§ **EXTRACT TO READ**
-- START --
Well, hello, Tara. Good afternoon, Elizabeth. I am so excited that we are finally back for episode 16 of the Creative Piano Pedagogy podcast. I have really missed doing this the last few weeks.

SPEAKER_00:

You've been busy moving from one state to another. Bless your heart. In the true Southern good intention way of saying that phrase, bless your heart.

SPEAKER_01:

It really does apply. I am still looking for life necessities amidst piles of boxes that really have me questioning all of my life choices. Um, what is all this stuff? When did I get it? And do I even need it? And can we just throw it away and start over?

SPEAKER_00:

Yeah, I always thought it was amazing that I had the biggest desire to purge after we moved. Like would have been helpful if that came up before we moved, but you know. Yes.

SPEAKER_01:

But thank you to everyone who has sent messages saying, I've missed listening to your podcast the last few weeks. I that's actually very nice to hear. And we're so sorry for the little hiatus there. But we are back, and it is now November when we're recording this, and we have some very exciting things to share today, don't we, Tara? You might notice that um Tara is back for another episode with me today. She is no longer a stranger because she's been on a few episodes on the podcast, and the flow of today's episode is gonna be a little more laid back than our typical intensive pedagogy focus, but we have a really good reason for that. So I think you'll enjoy what we have to share.

SPEAKER_00:

Looking forward to it. I've got my hot tea. I'm kicked back in my rocking office chair because you have to have an office chair that rocks and swivels. Oh, yes. Oh, we have to.

SPEAKER_01:

And I'm joining you with some coffee. So we are beveraged up and ready to go. So one of the very exciting things we have to share today is that we have a new website that is launching very, very soon. And Tara and I have been working very hard behind the scenes, especially Tara, because she is truly a website guru. So I think I think we're excited to share it. How do you feel about it, Tara?

SPEAKER_00:

A little nervous, but excited. Uh, I'm I'm learning all about this new uh platform, getting to know Wix. And um yeah, not sure I'm a guru guru, but there's so many people who are so good at it out there. But um, I've always liked learning new things and getting in there and figuring it out. So it's been fun.

SPEAKER_01:

I'm so excited to share that with everyone next week. And you'll notice I've been saying we on this podcast, and the very, very, very exciting announcement that I have to share today is the past five years, creative piano pedagogy has been a solo venture. It started as a hobby, a side hobby, a way for me to share teaching ideas and teaching resources. And it was a long time coming, actually. I really wanted to start a blog, and now it's evolved into courses and podcasts and retreats and book clubs and other things, but it's no longer an I, it's a we because Tara is officially joining me as a partner in the creative piano pedagogy business. And Tara, I just want to say, wow, I feel so lucky and blessed and fortunate to get to work with you. And I think the fun is just getting started.
-- END --
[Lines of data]
-- START --
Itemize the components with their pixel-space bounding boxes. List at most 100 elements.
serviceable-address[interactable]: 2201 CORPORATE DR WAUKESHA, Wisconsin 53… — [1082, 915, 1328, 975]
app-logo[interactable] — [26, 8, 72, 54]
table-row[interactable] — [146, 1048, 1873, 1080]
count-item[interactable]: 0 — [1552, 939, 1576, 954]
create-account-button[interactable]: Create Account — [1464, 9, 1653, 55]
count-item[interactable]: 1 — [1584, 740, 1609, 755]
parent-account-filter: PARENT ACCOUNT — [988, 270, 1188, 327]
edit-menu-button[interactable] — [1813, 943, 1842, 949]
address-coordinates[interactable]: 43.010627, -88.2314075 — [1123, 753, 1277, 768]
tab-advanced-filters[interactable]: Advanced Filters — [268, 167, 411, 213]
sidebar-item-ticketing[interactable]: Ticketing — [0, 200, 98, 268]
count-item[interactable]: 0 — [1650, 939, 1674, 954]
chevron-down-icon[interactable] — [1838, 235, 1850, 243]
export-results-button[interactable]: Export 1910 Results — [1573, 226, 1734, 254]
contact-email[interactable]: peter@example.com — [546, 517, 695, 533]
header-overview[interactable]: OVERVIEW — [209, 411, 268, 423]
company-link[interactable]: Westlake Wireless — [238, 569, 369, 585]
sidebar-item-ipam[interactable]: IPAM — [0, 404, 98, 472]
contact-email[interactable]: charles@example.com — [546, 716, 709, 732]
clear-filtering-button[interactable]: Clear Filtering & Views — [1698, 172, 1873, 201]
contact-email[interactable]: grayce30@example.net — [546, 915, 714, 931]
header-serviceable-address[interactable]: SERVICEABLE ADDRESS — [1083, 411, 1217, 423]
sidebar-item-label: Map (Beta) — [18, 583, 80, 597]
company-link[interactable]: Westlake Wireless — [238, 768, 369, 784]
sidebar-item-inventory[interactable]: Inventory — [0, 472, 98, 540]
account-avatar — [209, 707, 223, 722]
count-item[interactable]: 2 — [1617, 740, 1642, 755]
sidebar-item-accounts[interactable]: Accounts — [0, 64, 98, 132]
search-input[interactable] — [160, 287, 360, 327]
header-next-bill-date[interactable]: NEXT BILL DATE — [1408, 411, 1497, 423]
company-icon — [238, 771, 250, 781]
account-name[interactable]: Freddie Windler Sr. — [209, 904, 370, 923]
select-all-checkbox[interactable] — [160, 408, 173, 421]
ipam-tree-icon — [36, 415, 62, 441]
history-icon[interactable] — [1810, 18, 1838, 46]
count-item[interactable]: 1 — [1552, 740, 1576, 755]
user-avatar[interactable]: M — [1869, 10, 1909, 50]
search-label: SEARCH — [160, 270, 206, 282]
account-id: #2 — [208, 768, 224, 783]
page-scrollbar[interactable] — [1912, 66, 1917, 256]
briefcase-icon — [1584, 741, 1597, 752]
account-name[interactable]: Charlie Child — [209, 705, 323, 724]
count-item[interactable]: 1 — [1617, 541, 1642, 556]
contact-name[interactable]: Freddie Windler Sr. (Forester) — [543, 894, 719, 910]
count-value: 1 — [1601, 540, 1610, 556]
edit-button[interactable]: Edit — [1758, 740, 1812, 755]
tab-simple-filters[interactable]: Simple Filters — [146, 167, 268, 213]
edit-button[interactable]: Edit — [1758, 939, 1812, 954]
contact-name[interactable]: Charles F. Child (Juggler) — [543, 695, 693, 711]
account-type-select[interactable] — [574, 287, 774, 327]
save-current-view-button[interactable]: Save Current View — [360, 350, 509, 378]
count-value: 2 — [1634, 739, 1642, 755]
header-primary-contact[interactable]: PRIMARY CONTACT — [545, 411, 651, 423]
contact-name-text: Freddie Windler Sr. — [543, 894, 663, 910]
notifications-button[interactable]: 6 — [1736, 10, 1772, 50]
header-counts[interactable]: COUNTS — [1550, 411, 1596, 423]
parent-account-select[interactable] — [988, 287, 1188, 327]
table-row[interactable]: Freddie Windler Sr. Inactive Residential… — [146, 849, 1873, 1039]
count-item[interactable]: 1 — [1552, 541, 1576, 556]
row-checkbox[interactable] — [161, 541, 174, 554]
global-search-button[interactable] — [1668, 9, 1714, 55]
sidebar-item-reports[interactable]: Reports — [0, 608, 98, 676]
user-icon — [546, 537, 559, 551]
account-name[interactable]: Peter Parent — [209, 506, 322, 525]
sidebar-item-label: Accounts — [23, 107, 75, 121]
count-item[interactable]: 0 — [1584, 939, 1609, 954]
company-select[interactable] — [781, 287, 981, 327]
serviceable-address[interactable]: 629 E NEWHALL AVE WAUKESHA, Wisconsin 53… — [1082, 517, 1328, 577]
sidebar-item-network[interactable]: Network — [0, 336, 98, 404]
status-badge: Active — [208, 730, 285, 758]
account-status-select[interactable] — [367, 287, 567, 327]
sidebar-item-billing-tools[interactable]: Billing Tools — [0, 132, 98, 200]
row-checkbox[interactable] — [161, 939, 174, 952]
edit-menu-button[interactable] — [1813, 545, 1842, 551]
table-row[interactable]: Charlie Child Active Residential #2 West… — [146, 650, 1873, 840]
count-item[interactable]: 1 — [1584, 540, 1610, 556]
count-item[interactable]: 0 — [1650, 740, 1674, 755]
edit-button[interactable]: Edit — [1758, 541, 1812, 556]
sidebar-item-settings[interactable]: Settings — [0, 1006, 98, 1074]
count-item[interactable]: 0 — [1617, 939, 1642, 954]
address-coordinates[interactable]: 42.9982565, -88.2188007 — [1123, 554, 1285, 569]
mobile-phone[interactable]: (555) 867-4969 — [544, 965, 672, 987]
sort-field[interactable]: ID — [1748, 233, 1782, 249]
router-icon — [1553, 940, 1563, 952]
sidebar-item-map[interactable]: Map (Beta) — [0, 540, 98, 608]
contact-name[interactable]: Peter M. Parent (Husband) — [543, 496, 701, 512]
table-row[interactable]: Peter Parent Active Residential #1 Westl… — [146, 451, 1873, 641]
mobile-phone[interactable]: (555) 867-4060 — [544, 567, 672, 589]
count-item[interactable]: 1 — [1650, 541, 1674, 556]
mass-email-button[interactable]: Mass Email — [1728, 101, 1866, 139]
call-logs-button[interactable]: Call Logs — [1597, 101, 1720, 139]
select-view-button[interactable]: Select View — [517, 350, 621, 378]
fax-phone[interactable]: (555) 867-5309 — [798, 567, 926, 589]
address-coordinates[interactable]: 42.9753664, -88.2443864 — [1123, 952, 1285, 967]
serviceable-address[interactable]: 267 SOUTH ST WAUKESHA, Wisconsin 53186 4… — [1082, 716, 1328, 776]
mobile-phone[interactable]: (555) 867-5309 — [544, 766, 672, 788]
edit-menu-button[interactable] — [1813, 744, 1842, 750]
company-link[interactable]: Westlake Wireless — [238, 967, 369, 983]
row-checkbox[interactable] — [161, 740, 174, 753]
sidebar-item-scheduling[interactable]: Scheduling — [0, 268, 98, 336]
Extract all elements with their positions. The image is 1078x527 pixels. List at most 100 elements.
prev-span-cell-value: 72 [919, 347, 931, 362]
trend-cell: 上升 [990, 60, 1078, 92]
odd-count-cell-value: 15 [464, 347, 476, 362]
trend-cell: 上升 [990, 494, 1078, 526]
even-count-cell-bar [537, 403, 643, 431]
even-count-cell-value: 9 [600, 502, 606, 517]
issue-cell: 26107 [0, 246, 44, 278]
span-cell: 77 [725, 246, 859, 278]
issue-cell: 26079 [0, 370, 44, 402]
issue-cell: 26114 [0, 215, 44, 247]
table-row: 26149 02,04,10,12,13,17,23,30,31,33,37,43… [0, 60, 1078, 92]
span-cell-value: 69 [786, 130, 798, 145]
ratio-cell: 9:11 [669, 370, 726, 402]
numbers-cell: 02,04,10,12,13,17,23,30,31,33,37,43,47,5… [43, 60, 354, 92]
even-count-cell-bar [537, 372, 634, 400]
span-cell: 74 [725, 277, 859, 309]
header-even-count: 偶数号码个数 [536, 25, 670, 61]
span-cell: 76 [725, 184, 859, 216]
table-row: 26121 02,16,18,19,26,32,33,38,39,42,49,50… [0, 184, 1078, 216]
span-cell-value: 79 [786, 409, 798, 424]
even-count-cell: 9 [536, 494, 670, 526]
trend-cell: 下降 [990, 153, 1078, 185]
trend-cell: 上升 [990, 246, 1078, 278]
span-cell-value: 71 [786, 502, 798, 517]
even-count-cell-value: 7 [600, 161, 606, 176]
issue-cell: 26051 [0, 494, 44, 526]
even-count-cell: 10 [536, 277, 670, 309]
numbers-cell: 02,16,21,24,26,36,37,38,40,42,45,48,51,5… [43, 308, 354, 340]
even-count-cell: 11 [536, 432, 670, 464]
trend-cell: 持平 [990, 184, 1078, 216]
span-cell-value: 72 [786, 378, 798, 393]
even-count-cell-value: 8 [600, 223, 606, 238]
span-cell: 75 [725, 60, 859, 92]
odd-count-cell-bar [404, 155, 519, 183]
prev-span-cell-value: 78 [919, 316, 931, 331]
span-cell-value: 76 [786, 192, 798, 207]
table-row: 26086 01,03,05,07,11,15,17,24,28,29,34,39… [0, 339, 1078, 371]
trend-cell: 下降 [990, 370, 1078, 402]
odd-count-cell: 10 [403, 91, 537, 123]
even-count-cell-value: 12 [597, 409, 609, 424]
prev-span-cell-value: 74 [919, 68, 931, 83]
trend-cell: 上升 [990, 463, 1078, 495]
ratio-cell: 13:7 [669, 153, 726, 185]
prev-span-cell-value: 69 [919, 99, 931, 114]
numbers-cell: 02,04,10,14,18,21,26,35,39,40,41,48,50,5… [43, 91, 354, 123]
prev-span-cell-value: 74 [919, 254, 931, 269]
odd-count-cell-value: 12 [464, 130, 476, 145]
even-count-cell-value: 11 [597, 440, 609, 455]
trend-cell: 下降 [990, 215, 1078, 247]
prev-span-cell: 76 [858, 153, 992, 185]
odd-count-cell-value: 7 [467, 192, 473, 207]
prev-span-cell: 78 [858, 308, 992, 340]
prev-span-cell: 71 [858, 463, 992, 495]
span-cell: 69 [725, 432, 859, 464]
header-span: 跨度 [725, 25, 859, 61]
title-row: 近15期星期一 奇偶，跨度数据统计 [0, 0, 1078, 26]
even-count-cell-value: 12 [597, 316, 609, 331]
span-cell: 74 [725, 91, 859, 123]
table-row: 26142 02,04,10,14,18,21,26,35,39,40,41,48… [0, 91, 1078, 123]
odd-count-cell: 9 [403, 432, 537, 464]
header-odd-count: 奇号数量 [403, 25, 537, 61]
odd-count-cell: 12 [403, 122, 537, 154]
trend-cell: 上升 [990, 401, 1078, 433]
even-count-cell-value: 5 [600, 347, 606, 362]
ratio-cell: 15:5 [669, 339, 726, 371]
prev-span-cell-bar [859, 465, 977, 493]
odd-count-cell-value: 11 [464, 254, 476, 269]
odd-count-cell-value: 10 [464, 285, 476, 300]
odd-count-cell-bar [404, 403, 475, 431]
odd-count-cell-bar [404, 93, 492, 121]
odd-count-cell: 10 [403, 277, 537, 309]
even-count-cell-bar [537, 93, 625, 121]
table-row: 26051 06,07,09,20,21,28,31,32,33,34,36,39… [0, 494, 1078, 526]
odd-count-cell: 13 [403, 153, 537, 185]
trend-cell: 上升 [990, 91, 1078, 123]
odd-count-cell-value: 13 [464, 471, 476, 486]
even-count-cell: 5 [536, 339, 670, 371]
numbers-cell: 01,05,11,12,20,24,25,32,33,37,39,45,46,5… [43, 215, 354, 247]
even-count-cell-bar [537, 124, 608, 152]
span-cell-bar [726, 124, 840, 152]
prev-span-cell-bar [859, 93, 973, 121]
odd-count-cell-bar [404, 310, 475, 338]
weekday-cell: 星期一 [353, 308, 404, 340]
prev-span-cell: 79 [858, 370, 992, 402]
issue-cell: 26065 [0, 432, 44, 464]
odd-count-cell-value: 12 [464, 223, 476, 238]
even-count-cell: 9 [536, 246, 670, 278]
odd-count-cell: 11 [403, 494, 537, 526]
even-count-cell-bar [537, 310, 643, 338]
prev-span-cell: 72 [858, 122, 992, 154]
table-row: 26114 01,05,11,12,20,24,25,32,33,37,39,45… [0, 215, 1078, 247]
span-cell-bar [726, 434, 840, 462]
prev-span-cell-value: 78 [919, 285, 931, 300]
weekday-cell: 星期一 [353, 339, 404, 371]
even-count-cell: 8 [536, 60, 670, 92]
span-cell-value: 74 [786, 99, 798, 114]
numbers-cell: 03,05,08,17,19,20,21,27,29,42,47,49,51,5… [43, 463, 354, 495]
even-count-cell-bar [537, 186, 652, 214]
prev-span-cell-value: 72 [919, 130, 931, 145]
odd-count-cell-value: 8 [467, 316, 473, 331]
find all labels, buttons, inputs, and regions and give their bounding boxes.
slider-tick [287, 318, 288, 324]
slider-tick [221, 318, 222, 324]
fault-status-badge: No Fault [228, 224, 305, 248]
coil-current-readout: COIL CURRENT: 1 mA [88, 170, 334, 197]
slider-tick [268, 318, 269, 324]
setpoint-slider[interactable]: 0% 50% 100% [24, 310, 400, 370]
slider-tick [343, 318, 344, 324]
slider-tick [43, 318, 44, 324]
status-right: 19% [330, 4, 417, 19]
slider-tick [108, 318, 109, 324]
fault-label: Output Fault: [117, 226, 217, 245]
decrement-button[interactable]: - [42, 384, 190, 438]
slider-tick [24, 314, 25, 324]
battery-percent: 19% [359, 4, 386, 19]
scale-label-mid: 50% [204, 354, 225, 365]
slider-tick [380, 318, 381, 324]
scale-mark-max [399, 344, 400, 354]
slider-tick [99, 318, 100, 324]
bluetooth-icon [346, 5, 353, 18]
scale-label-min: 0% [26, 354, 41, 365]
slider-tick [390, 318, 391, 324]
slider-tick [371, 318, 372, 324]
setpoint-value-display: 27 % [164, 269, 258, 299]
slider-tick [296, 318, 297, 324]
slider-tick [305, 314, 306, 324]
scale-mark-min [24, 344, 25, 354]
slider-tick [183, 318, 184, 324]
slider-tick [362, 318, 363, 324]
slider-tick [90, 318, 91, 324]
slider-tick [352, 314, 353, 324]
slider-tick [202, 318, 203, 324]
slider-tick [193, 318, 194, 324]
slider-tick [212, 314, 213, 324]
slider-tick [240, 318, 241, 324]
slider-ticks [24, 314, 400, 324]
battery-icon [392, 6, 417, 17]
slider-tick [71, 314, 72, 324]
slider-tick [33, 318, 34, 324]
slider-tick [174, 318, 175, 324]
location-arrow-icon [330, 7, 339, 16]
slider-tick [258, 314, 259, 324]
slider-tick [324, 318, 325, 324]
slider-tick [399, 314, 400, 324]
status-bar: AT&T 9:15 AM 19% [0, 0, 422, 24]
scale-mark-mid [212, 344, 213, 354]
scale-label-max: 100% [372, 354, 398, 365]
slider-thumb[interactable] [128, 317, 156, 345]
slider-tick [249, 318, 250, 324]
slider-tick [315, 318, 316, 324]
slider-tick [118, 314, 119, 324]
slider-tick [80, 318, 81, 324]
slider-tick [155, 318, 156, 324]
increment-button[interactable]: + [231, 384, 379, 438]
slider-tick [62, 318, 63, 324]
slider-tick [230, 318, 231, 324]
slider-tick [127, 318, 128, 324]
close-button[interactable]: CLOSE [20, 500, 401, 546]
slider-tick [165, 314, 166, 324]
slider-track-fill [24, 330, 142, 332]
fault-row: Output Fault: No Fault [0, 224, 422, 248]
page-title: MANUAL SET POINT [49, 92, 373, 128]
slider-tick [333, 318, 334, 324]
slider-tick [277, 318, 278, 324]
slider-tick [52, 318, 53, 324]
-- END --
§ **WORK TO COMPLETE**
According to the podcast transcript, what platform is being used for the new website?

§ **RESULT OF THE EXERCISE**
Wix